SET TASK:
Return all lines in the material below that contain "appliance".

WORKING DATA:
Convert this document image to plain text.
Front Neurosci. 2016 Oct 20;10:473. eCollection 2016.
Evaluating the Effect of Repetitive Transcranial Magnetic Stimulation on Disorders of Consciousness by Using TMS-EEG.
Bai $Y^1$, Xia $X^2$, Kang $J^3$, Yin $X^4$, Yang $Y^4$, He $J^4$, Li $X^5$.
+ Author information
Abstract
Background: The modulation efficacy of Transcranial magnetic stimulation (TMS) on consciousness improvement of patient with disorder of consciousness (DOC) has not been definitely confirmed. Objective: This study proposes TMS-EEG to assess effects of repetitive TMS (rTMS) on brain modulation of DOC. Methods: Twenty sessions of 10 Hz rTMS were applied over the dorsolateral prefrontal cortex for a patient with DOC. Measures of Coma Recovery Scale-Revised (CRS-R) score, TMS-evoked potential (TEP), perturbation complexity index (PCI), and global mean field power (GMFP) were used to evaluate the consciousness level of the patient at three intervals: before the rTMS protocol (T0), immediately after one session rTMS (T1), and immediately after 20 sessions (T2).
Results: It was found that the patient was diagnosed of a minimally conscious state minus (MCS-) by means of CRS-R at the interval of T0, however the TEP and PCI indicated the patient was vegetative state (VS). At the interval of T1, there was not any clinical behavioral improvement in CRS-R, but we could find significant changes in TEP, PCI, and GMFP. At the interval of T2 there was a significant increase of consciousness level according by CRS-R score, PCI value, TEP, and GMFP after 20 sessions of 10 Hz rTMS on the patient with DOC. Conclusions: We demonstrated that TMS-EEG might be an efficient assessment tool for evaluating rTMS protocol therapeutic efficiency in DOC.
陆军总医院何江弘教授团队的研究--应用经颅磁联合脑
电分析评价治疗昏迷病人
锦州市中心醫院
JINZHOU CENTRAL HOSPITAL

...

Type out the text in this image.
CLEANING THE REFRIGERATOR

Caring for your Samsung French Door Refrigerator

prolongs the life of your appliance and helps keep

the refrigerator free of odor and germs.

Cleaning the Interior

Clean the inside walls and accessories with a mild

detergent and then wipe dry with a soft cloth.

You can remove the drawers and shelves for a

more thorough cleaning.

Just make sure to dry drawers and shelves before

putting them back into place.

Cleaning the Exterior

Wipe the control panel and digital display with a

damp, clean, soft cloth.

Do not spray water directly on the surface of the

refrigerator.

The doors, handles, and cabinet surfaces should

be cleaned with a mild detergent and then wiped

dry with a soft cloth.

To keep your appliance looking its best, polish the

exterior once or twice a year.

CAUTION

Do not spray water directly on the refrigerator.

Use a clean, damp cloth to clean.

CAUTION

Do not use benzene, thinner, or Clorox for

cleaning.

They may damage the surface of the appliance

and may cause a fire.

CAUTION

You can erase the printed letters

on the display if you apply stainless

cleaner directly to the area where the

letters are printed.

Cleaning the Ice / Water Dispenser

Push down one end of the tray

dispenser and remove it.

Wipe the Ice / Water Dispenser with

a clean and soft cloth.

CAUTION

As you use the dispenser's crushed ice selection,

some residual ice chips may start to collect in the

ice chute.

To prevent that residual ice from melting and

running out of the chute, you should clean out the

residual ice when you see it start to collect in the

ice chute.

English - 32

--

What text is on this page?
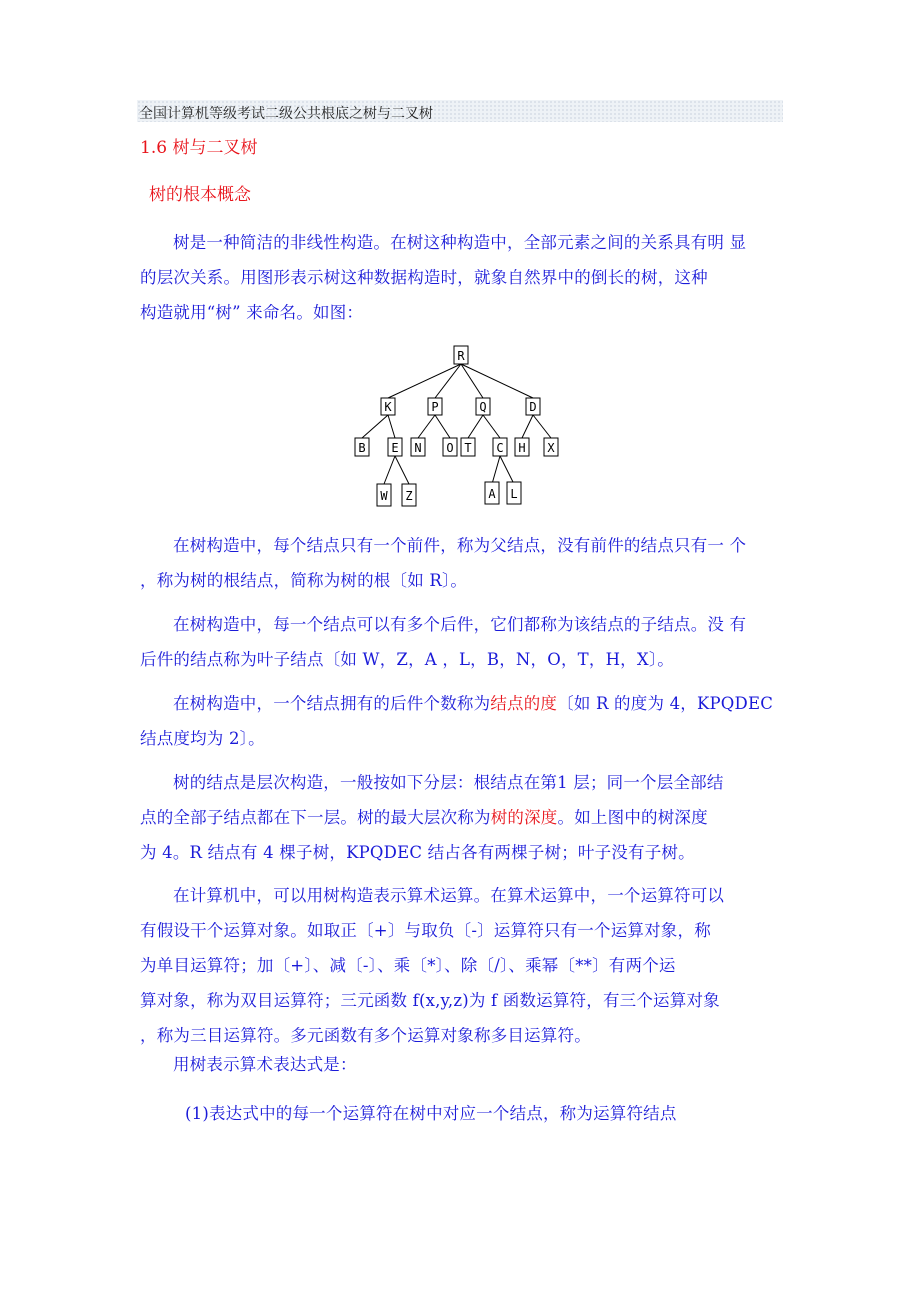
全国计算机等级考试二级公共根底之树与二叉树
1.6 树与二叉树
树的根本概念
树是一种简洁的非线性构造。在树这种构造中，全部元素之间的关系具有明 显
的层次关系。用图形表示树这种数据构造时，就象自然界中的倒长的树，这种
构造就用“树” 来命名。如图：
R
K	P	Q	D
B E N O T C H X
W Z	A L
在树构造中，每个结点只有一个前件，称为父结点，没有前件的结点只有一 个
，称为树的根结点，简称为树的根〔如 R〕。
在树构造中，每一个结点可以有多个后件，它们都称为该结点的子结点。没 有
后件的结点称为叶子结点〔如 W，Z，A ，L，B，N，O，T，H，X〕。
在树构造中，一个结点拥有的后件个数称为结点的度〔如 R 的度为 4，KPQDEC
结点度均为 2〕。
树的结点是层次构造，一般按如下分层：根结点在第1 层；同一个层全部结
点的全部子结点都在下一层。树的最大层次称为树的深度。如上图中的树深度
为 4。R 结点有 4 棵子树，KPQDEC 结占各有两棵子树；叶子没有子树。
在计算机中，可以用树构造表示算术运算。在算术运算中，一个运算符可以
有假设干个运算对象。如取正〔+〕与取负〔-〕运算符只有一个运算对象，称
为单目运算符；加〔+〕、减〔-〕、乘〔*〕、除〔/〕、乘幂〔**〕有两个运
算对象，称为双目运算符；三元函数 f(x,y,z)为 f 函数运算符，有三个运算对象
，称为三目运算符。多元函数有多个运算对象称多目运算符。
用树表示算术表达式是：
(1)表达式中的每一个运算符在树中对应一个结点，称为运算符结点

EXERCISE RESULT:
prolongs the life of your appliance and helps keep
To keep your appliance looking its best, polish the
They may damage the surface of the appliance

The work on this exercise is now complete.